GIVEN PROBLEM: Put the rows from the first one through the row containing "wifi-icon [387,22,405,35]", inclusive, into a JSON list of strings, one string per row, leaving out any blank rows.

MATERIAL FOR THIS EXERCISE:
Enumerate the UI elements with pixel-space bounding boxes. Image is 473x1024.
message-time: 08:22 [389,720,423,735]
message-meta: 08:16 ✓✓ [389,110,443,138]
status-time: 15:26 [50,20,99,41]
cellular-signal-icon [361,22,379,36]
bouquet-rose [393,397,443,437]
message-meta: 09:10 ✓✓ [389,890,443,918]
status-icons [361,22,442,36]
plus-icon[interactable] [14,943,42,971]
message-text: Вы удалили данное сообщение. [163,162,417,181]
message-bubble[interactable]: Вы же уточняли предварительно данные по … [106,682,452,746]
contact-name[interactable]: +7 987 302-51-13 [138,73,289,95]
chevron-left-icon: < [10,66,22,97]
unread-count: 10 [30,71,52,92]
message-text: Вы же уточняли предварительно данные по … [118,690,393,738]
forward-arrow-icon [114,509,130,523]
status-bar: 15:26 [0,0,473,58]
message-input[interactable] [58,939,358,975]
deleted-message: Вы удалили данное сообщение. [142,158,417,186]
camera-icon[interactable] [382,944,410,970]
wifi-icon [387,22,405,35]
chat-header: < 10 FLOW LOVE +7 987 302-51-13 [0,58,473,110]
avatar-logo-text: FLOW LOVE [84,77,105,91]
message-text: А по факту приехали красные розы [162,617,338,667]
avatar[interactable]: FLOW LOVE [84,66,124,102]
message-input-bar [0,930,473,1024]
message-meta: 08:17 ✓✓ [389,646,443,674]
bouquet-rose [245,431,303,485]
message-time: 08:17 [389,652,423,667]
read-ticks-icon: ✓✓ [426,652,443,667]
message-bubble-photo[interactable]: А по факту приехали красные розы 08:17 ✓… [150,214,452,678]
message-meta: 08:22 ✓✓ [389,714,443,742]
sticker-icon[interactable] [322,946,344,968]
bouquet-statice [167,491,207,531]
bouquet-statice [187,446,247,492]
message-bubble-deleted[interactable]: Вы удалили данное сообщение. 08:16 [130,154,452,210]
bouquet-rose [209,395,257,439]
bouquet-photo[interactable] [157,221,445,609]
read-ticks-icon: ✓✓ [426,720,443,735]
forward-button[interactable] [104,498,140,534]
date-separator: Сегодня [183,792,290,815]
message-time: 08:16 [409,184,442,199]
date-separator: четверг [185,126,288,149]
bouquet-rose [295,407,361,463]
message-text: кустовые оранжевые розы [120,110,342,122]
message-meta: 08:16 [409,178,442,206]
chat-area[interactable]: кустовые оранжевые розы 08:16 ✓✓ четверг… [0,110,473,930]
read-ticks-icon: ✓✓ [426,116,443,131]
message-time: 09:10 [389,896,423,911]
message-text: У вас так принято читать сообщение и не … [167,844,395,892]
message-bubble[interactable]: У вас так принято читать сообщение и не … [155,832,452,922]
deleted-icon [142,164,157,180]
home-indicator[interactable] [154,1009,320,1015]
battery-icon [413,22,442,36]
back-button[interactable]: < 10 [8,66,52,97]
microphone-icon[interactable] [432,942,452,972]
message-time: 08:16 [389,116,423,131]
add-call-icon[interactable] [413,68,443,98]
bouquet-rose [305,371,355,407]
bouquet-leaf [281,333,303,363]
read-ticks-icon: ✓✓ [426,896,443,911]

WRITTEN RESPONSE:
[
  "Enumerate the UI elements with pixel-space bounding boxes. Image is 473x1024.",
  "message-time: 08:22 [389,720,423,735]",
  "message-meta: 08:16 ✓✓ [389,110,443,138]",
  "status-time: 15:26 [50,20,99,41]",
  "cellular-signal-icon [361,22,379,36]",
  "bouquet-rose [393,397,443,437]",
  "message-meta: 09:10 ✓✓ [389,890,443,918]",
  "status-icons [361,22,442,36]",
  "plus-icon[interactable] [14,943,42,971]",
  "message-text: Вы удалили данное сообщение. [163,162,417,181]",
  "message-bubble[interactable]: Вы же уточняли предварительно данные по … [106,682,452,746]",
  "contact-name[interactable]: +7 987 302-51-13 [138,73,289,95]",
  "chevron-left-icon: < [10,66,22,97]",
  "unread-count: 10 [30,71,52,92]",
  "message-text: Вы же уточняли предварительно данные по … [118,690,393,738]",
  "forward-arrow-icon [114,509,130,523]",
  "status-bar: 15:26 [0,0,473,58]",
  "message-input[interactable] [58,939,358,975]",
  "deleted-message: Вы удалили данное сообщение. [142,158,417,186]",
  "camera-icon[interactable] [382,944,410,970]",
  "wifi-icon [387,22,405,35]"
]